- Text segment:
↓
From this discovery, Thomas does not draw all the conclusions he should have regarding the possible nature of the tree of substances: he cannot bring himself (psychologically perhaps) to call the tree into question as a logical tool for obtaining definitions (something he could have done without going out on a limb), because the entire Middle Ages is dominated by the conviction (however unconscious) that the tree mimics the structure of reality, and this Neo-Platonic conviction also affects the most rigorous of Aristotelians.

It is clear, however, if we follow its inner logic, that the tree of genera and species, however constructed, explodes into a swirl of accidents, into a nonhierarchizable network of
qualia.
The dictionary dissolves of necessity, as a result of internal tensions, into a potentially orderless and limitless galaxy of elements of knowledge of the world. It becomes, in other words, an encyclopedia, and it does so because it was already in fact an encyclopedia without knowing it, an artifice invented to camouflage the inevitability of the encyclopedia.

1.2.2.  The Utopia of the Dictionary in Modern Semantics

We see a return to the dictionary model in the linguistics of the second half of twentieth century, when the first attempts appear to postulate or recognize—in order to define the contents expressed by the terms of a natural language—a finite system of
figures
possessing the same characteristics as a phonological system (based on a limited number of phonemes and their systematic oppositions). Thus, a
feature semantics
(features being primitive semantic atoms) was postulated, designed to establish the
conditions necessary and sufficient
for a definition of meaning, excluding knowledge of the world. In this way, in order to be recognized as a cat, something must have an ANIMAL feature, but it is not requested that it meows. These necessary and sufficient features are dictionary markers. Something along these lines was anticipated by Hjelmslev (1943[1961]) when he proposed to analyze the concepts corresponding to the twelve terms
ram, ewe, boy, girl, stallion, mare
through a combination of the
male/female
opposition and the assumed primitives SHEEP, HUMAN BEING, CHILD, HORSE.

Hjelmslev’s was not the only modern proposal for a dictionary representation, though the many others proposed in the area of linguistics or of analytic philosophy, almost always in ignorance of Hjelmslev’s proposal, did no more than repropose his model.
12

Reconsidering Hjelmslev’s model, we see that a dictionary representation would allow us to solve the following problems (as Katz 1972 will suggest later):
synonymy
and
paraphrase
(a ewe is a female ovine);
similarity
and
difference
(the pairs ewe and mare and mare and stallion have some features in common, while we can establish on the basis of what other features they can be distinguished);
antonymy, complementarity,
and
contrariety
(
stallion
is the antonym of
mare
);
hyponymia
and
hyperonymia
(
equine
is the hyperonym of which
stallion
is the hyponym);
sensibleness
and
semantic anomaly
(
stallions are male
makes sense while
a female stallion
is semantically anomalous;
redundancy (male stallion); ambiguity
(the terms
bear
and
bull
, for example
,
have more than one meaning); analytical truth (
stallions are male
is analytically true, because the definition of the subject contains the predicate);
contradictoriness
(there are no male mares);
syntheticity
(that ewes produce wool does not depend on the dictionary but on our knowledge of the world);
inconsistency
(
this is a ewe
and
this is a ram
cannot be equally true if referred to the same individual);
semantic entailment
(if ram, then ovine).

Unfortunately this model does not permit us to represent what we must know about sheep and horses if we are to understand many discourses about them. It does not allow us, for instance, to reject expressions like
the stallion was bleating desperately like a ram
(justifiable only in a metaphorical context, and a very daring one at that), given that the mechanism of definition does not explain what sound horses naturally emit.
↑
- Challenges:
a: In the passage on dictionary semantics, which assumed primitives did Hjelmslev combine with the male/female opposition?
b: Copy the portion of the passage on dictionary semantics that begins at the words "From this discovery, Thomas" and ends after the words "rigorous of Aristotelians.".

(Element location listings)
↓
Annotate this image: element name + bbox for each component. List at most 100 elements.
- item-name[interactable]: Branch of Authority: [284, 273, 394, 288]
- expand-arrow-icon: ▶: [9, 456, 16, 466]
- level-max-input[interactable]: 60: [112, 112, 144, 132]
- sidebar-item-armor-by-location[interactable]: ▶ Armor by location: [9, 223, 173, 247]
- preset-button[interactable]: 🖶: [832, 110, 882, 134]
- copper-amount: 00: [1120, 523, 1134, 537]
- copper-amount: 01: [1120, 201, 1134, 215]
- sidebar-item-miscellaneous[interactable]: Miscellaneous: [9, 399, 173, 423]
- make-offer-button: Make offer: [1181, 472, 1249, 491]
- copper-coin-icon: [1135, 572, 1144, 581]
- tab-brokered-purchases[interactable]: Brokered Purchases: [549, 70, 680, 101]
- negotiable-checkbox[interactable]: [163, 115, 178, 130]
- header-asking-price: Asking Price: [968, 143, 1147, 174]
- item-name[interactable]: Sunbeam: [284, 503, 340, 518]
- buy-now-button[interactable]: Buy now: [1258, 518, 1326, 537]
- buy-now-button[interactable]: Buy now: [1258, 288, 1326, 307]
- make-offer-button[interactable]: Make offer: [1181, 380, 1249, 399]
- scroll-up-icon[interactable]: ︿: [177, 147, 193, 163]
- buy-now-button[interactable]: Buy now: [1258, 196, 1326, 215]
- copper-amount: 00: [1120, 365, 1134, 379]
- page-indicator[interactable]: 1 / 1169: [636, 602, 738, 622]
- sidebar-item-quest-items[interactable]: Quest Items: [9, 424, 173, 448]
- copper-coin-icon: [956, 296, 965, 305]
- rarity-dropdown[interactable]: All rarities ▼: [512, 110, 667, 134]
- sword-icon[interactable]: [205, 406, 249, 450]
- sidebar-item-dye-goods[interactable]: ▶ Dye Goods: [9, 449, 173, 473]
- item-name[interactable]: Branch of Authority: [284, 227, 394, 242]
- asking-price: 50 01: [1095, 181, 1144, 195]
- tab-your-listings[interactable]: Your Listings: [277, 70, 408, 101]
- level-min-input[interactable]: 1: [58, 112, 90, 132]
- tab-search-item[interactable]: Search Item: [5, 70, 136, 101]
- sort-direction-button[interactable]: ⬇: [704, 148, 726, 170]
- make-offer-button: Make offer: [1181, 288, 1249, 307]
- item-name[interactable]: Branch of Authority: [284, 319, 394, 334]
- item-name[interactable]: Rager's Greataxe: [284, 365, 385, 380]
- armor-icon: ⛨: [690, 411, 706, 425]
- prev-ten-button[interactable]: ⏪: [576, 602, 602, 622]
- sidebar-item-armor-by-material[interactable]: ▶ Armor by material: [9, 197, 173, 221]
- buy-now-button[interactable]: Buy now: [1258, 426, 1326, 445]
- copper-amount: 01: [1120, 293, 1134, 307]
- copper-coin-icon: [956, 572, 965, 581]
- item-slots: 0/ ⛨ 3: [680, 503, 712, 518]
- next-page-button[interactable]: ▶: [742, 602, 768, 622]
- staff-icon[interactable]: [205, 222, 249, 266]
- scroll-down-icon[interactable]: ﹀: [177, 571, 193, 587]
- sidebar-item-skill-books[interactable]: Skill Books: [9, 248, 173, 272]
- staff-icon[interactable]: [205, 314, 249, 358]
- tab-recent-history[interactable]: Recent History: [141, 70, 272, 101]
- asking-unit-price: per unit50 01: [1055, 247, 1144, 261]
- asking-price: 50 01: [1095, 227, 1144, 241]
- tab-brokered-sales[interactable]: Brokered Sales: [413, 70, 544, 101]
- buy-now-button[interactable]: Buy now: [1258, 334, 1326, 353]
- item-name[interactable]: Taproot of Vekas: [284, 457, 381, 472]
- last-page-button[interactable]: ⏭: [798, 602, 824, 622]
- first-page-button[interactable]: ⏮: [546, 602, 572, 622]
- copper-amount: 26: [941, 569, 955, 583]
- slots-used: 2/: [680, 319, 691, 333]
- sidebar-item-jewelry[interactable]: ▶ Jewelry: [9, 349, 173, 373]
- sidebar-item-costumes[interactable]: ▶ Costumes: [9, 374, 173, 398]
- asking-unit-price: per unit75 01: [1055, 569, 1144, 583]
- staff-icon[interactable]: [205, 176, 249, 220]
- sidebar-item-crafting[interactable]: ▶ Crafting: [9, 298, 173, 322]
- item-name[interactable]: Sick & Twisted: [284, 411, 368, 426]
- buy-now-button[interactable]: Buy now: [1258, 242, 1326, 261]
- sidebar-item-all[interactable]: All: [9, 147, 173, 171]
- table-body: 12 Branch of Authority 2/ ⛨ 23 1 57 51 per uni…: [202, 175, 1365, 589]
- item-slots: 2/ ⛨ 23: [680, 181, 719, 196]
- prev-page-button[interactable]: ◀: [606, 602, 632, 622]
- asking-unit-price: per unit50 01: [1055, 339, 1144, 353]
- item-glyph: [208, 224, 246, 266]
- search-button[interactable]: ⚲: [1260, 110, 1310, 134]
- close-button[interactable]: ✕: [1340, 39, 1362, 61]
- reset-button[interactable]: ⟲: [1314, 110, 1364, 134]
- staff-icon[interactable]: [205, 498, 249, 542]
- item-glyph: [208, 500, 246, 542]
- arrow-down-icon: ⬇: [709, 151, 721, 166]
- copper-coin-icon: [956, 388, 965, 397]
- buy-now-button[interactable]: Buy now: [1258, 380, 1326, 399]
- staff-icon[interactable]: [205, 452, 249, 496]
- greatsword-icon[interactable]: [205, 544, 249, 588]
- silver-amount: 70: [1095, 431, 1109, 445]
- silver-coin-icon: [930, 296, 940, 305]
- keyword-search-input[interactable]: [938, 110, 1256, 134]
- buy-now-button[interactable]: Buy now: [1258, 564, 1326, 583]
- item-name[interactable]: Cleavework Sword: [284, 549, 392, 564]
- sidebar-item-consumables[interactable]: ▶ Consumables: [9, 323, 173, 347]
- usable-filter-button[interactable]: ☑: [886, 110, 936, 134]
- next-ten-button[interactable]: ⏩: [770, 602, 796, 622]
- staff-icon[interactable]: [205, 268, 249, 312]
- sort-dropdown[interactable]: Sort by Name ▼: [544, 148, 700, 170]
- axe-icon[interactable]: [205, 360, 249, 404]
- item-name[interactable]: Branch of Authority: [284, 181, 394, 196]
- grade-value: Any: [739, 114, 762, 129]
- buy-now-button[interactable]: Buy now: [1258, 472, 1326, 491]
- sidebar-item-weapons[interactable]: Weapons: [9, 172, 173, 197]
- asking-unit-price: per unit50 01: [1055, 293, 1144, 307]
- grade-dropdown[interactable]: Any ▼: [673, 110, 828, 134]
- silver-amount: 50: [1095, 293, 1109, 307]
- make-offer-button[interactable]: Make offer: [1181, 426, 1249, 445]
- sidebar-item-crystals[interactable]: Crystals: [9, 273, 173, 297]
↑
- Outputs by task:
a: SHEEP, HUMAN BEING, CHILD, HORSE

b:
From this discovery, Thomas does not draw all the conclusions he should have regarding the possible nature of the tree of substances: he cannot bring himself (psychologically perhaps) to call the tree into question as a logical tool for obtaining definitions (something he could have done without going out on a limb), because the entire Middle Ages is dominated by the conviction (however unconscious) that the tree mimics the structure of reality, and this Neo-Platonic conviction also affects the most rigorous of Aristotelians.